▶ **WHAT THIS TASK INVOLVES**
Copy out the entries below in full and exactly.

::: DATA FOR PROCESSING :::

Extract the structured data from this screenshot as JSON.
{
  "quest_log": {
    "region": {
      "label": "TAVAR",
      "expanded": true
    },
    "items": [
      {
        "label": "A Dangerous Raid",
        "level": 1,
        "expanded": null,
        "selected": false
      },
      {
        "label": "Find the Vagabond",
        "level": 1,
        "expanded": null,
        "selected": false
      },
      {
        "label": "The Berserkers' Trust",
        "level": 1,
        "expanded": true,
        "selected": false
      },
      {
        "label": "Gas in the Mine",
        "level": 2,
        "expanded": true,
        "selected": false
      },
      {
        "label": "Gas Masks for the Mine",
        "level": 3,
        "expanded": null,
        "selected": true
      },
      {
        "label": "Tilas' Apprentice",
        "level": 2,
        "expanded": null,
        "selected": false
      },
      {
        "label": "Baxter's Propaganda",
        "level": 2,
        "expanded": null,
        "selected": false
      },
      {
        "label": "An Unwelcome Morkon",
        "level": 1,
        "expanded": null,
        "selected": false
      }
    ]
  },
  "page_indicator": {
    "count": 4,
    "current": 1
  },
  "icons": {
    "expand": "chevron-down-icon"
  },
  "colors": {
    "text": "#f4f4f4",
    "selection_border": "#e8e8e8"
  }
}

:::

▶ **TASK RESPONSE**
Extract the structured data from this screenshot as JSON.
{
  "quest_log": {
    "region": {
      "label": "TAVAR",
      "expanded": true
    },
    "items": [
      {
        "label": "A Dangerous Raid",
        "level": 1,
        "expanded": null,
        "selected": false
      },
      {
        "label": "Find the Vagabond",
        "level": 1,
        "expanded": null,
        "selected": false
      },
      {
        "label": "The Berserkers' Trust",
        "level": 1,
        "expanded": true,
        "selected": false
      },
      {
        "label": "Gas in the Mine",
        "level": 2,
        "expanded": true,
        "selected": false
      },
      {
        "label": "Gas Masks for the Mine",
        "level": 3,
        "expanded": null,
        "selected": true
      },
      {
        "label": "Tilas' Apprentice",
        "level": 2,
        "expanded": null,
        "selected": false
      },
      {
        "label": "Baxter's Propaganda",
        "level": 2,
        "expanded": null,
        "selected": false
      },
      {
        "label": "An Unwelcome Morkon",
        "level": 1,
        "expanded": null,
        "selected": false
      }
    ]
  },
  "page_indicator": {
    "count": 4,
    "current": 1
  },
  "icons": {
    "expand": "chevron-down-icon"
  },
  "colors": {
    "text": "#f4f4f4",
    "selection_border": "#e8e8e8"
  }
}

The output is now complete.